__Records to process__
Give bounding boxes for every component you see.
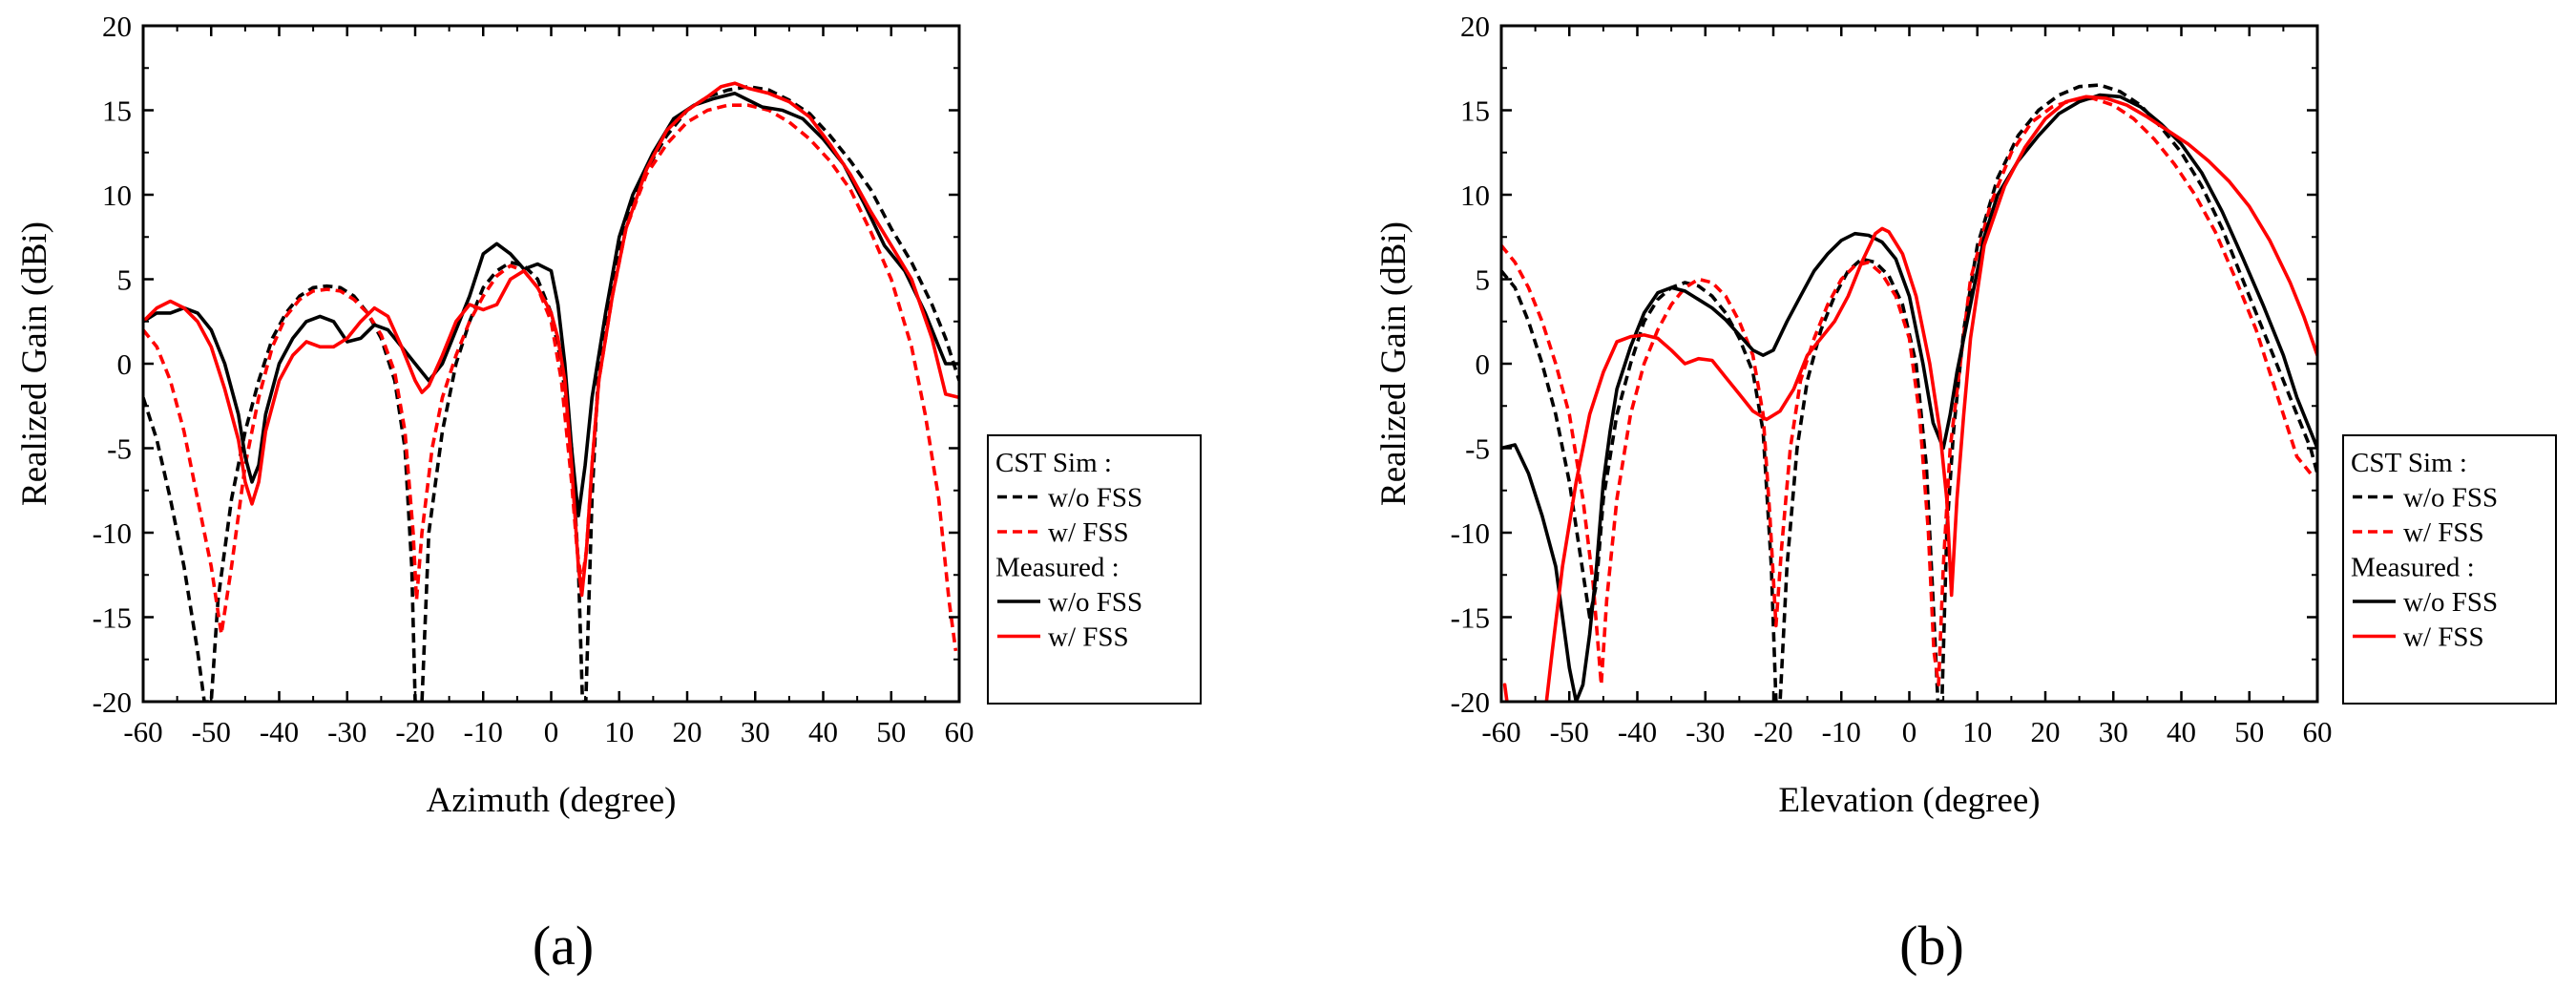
---
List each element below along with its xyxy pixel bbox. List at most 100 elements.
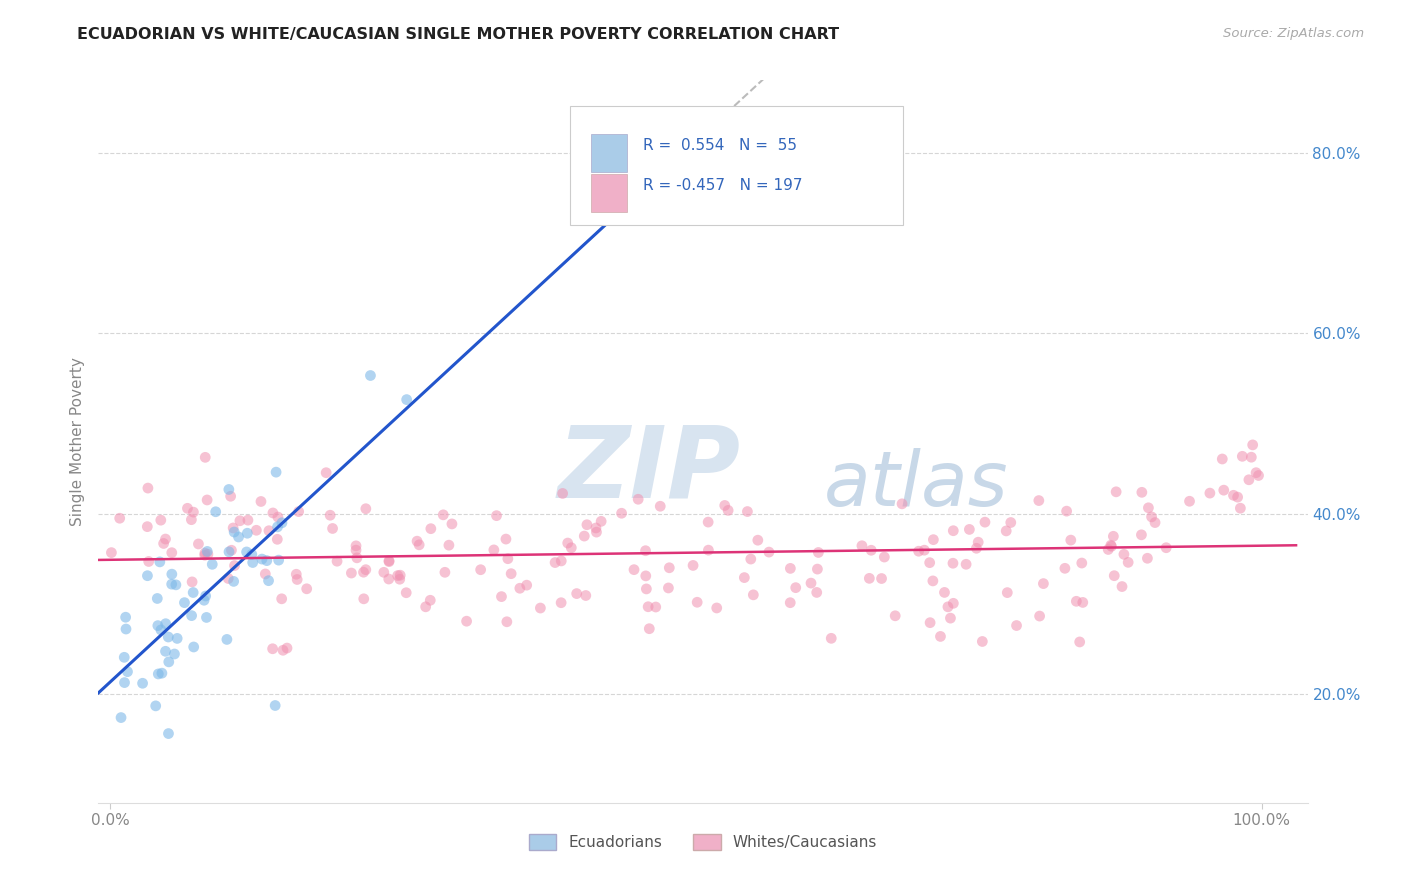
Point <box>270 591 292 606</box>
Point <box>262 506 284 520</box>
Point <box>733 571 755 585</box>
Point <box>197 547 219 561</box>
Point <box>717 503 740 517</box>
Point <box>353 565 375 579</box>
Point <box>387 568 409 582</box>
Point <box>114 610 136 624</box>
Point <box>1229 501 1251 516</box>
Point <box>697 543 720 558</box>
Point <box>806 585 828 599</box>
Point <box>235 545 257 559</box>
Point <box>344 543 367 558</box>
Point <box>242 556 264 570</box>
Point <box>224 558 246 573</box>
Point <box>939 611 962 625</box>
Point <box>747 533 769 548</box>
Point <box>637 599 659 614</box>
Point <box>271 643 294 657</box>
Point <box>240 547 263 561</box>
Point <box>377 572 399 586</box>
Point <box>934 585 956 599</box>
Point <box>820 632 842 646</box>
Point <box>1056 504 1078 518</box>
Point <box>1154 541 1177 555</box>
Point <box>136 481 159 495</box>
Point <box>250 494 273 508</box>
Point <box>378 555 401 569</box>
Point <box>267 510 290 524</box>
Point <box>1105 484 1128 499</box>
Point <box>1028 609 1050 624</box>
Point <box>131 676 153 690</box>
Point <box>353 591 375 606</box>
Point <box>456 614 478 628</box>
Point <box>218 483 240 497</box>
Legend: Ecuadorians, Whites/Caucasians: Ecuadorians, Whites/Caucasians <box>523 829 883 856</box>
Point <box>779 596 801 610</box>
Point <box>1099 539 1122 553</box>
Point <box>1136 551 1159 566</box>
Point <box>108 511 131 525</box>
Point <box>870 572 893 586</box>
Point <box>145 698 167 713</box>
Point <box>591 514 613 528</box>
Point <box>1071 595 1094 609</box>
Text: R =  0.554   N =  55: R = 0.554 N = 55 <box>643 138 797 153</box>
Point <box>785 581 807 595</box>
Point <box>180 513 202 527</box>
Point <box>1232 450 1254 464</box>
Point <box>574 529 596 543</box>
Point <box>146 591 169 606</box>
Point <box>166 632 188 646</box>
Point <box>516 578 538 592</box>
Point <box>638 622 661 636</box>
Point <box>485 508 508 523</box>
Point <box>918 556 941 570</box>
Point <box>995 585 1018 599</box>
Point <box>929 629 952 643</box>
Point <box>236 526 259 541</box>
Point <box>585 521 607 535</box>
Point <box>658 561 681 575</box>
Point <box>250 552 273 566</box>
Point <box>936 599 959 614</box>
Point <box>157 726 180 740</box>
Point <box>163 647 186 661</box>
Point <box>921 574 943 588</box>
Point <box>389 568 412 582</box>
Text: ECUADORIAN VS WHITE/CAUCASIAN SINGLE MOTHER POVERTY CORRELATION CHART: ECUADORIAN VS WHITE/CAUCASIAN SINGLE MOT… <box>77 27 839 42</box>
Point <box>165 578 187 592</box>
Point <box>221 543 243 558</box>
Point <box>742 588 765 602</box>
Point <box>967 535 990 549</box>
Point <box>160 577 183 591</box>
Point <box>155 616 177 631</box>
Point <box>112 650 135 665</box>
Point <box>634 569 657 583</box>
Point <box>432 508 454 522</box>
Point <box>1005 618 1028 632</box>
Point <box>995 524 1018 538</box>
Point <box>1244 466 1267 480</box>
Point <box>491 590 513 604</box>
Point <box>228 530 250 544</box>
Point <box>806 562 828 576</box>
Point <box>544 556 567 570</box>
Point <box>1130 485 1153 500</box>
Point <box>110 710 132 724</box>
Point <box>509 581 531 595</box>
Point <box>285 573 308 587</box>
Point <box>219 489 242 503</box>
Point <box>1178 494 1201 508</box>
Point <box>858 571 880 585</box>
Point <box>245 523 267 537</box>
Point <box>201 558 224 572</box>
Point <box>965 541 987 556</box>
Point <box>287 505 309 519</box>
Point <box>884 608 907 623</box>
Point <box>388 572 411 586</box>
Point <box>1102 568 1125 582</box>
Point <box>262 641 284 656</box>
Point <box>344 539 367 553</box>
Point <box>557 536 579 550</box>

__Task description__
Please write out the rows between the line holding "List each element" and the line holding "Point <box>697 543 720 558</box>", both included, without changing them, and leave out the picture.

__Solution for this exercise__
List each element below along with its xyxy pixel bbox. List at most 100 elements.
Point <box>270 591 292 606</box>
Point <box>262 506 284 520</box>
Point <box>733 571 755 585</box>
Point <box>197 547 219 561</box>
Point <box>717 503 740 517</box>
Point <box>353 565 375 579</box>
Point <box>387 568 409 582</box>
Point <box>114 610 136 624</box>
Point <box>1229 501 1251 516</box>
Point <box>697 543 720 558</box>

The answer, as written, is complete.